§ Given task: Repeat exactly, and only, the lines from the one containing "Output the text content of this document." through the end of the records.

Data entries
+ + + + + + +

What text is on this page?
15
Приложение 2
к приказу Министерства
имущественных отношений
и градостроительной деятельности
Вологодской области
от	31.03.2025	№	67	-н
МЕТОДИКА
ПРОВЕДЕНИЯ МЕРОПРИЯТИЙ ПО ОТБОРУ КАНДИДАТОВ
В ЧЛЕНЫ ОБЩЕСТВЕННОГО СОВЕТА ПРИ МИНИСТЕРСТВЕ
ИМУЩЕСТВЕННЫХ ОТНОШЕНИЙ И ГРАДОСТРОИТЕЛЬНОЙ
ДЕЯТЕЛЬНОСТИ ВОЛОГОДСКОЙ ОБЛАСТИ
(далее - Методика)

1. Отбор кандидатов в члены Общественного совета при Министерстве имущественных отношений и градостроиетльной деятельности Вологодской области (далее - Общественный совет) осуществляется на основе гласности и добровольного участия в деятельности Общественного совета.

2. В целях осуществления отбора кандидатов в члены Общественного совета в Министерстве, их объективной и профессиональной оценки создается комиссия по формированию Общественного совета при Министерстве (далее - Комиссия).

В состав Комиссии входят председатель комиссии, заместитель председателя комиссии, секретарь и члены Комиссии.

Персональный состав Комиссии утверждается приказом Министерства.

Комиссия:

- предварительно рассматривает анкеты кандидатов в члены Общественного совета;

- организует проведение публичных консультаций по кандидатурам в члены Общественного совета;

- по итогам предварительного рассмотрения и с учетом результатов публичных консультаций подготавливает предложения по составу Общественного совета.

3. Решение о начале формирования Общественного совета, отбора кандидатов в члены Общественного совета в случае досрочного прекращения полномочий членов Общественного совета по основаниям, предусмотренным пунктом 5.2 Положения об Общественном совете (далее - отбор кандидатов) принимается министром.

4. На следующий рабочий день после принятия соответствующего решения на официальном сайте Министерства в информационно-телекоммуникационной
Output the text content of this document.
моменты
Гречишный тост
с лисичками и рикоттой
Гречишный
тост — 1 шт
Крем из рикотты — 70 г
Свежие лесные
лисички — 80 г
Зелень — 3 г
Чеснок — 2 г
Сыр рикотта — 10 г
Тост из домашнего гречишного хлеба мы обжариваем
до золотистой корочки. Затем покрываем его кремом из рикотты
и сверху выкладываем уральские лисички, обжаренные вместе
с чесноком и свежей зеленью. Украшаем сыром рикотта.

+ + + + + + +

§ Result for this task:
Output the text content of this document.
моменты
Гречишный тост
с лисичками и рикоттой
Гречишный
тост — 1 шт
Крем из рикотты — 70 г
Свежие лесные
лисички — 80 г
Зелень — 3 г
Чеснок — 2 г
Сыр рикотта — 10 г
Тост из домашнего гречишного хлеба мы обжариваем
до золотистой корочки. Затем покрываем его кремом из рикотты
и сверху выкладываем уральские лисички, обжаренные вместе
с чесноком и свежей зеленью. Украшаем сыром рикотта.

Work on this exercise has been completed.